[Task to complete]: Reproduce every entry below precisely. Pictures are excluded from the copy.

Data records:
···

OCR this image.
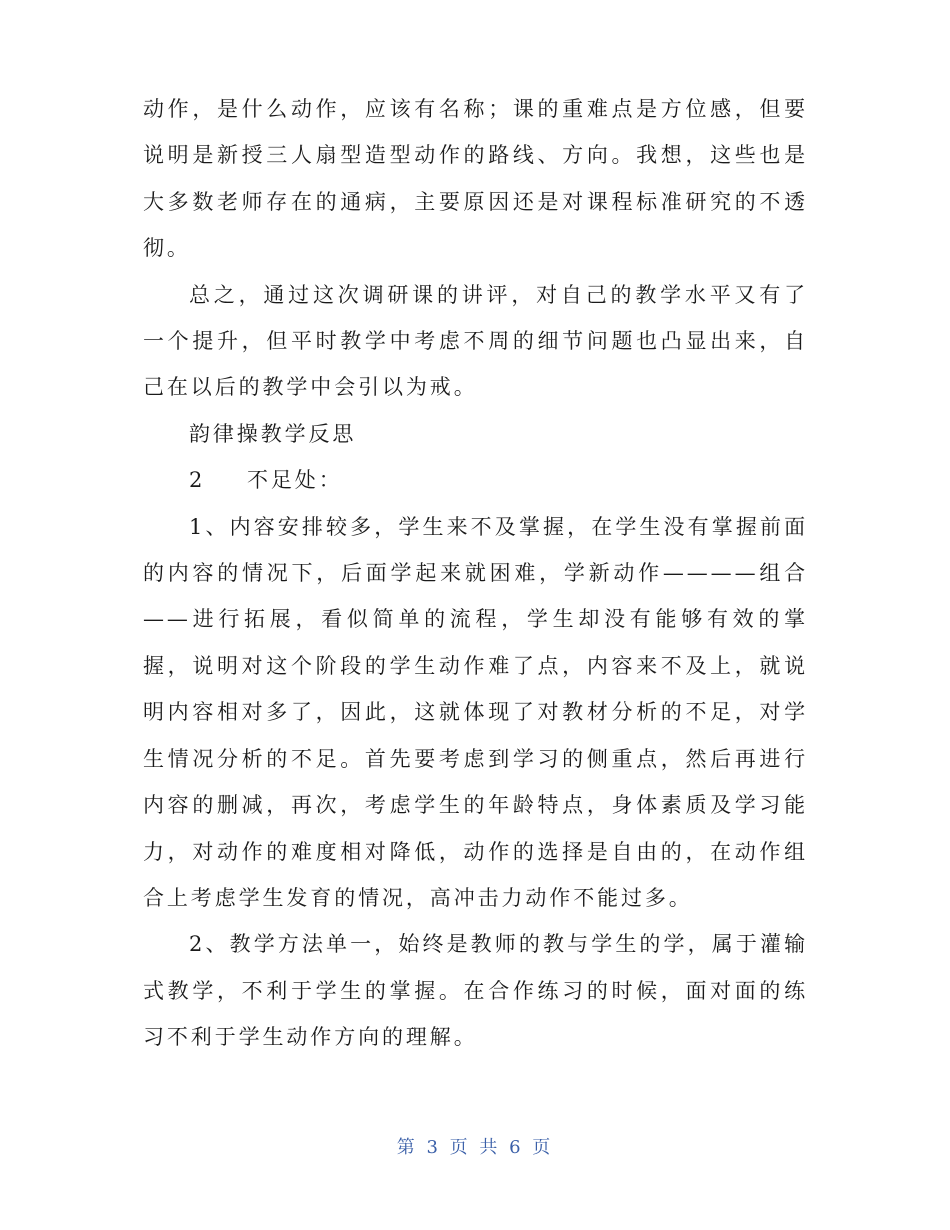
动作，是什么动作，应该有名称；课的重难点是方位感，但要说明是新授三人扇型造型动作的路线、方向。我想，这些也是大多数老师存在的通病，主要原因还是对课程标准研究的不透彻。

总之，通过这次调研课的讲评，对自己的教学水平又有了一个提升，但平时教学中考虑不周的细节问题也凸显出来，自己在以后的教学中会引以为戒。

韵律操教学反思

2 不足处：

1、内容安排较多，学生来不及掌握，在学生没有掌握前面的内容的情况下，后面学起来就困难，学新动作————组合——进行拓展，看似简单的流程，学生却没有能够有效的掌握，说明对这个阶段的学生动作难了点，内容来不及上，就说明内容相对多了，因此，这就体现了对教材分析的不足，对学生情况分析的不足。首先要考虑到学习的侧重点，然后再进行内容的删减，再次，考虑学生的年龄特点，身体素质及学习能力，对动作的难度相对降低，动作的选择是自由的，在动作组合上考虑学生发育的情况，高冲击力动作不能过多。

2、教学方法单一，始终是教师的教与学生的学，属于灌输式教学，不利于学生的掌握。在合作练习的时候，面对面的练习不利于学生动作方向的理解。

第 3 页 共 6 页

···

[Written answer]:
OCR this image.
动作，是什么动作，应该有名称；课的重难点是方位感，但要说明是新授三人扇型造型动作的路线、方向。我想，这些也是大多数老师存在的通病，主要原因还是对课程标准研究的不透彻。

总之，通过这次调研课的讲评，对自己的教学水平又有了一个提升，但平时教学中考虑不周的细节问题也凸显出来，自己在以后的教学中会引以为戒。

韵律操教学反思

2 不足处：

1、内容安排较多，学生来不及掌握，在学生没有掌握前面的内容的情况下，后面学起来就困难，学新动作————组合——进行拓展，看似简单的流程，学生却没有能够有效的掌握，说明对这个阶段的学生动作难了点，内容来不及上，就说明内容相对多了，因此，这就体现了对教材分析的不足，对学生情况分析的不足。首先要考虑到学习的侧重点，然后再进行内容的删减，再次，考虑学生的年龄特点，身体素质及学习能力，对动作的难度相对降低，动作的选择是自由的，在动作组合上考虑学生发育的情况，高冲击力动作不能过多。

2、教学方法单一，始终是教师的教与学生的学，属于灌输式教学，不利于学生的掌握。在合作练习的时候，面对面的练习不利于学生动作方向的理解。

第 3 页 共 6 页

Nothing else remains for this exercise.